List each line holding the string "Fe₃O₄".

***** DATA EXTRACT *****

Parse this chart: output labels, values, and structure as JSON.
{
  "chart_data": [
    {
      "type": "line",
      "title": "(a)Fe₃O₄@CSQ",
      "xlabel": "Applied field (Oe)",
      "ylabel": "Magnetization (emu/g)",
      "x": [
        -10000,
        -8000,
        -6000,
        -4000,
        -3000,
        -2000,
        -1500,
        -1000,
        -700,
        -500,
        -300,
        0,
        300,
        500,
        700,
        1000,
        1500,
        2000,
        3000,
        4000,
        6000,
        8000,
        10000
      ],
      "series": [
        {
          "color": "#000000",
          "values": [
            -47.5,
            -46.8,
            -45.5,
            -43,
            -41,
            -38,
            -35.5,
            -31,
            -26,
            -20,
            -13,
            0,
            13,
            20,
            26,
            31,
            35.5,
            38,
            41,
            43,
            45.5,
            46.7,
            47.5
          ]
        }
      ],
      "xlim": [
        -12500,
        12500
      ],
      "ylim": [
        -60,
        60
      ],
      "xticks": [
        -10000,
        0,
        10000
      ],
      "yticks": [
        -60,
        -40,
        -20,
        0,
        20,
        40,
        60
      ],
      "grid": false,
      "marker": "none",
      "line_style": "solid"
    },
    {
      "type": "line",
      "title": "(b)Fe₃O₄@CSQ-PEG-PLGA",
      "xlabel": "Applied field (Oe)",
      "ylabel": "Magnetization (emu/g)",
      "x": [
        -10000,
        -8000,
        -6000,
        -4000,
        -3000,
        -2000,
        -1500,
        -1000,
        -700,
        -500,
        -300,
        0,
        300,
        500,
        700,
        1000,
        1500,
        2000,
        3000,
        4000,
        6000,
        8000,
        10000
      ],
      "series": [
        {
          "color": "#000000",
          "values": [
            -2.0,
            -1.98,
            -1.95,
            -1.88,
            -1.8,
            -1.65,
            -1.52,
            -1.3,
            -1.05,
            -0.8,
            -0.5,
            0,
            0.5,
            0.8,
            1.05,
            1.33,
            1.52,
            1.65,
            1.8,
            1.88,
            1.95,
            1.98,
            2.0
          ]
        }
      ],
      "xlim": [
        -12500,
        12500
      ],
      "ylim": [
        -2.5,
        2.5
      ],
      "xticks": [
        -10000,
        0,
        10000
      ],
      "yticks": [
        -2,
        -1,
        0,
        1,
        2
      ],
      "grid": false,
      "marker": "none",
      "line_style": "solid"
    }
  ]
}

*****
***** DATA EXTRACT *****

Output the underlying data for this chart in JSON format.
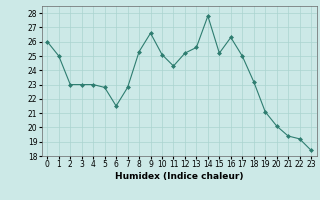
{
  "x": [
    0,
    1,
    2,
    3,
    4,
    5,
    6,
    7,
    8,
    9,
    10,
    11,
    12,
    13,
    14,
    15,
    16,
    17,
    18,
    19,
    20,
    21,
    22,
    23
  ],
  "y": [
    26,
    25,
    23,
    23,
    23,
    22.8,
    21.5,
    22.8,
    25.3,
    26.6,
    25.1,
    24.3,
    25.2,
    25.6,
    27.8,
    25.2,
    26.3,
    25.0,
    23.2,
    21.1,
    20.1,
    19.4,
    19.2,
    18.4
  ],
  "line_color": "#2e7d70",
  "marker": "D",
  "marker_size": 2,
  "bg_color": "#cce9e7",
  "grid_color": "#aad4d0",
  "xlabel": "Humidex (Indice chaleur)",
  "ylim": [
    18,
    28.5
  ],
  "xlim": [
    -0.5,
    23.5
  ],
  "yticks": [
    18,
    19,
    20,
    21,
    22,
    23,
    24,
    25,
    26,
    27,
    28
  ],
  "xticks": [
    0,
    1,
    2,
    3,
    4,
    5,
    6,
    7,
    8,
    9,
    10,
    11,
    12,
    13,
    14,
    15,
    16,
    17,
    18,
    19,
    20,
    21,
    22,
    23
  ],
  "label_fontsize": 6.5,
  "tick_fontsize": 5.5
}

*****

COMPLETED EXERCISE:
      "title": "(a)Fe₃O₄@CSQ",
      "title": "(b)Fe₃O₄@CSQ-PEG-PLGA",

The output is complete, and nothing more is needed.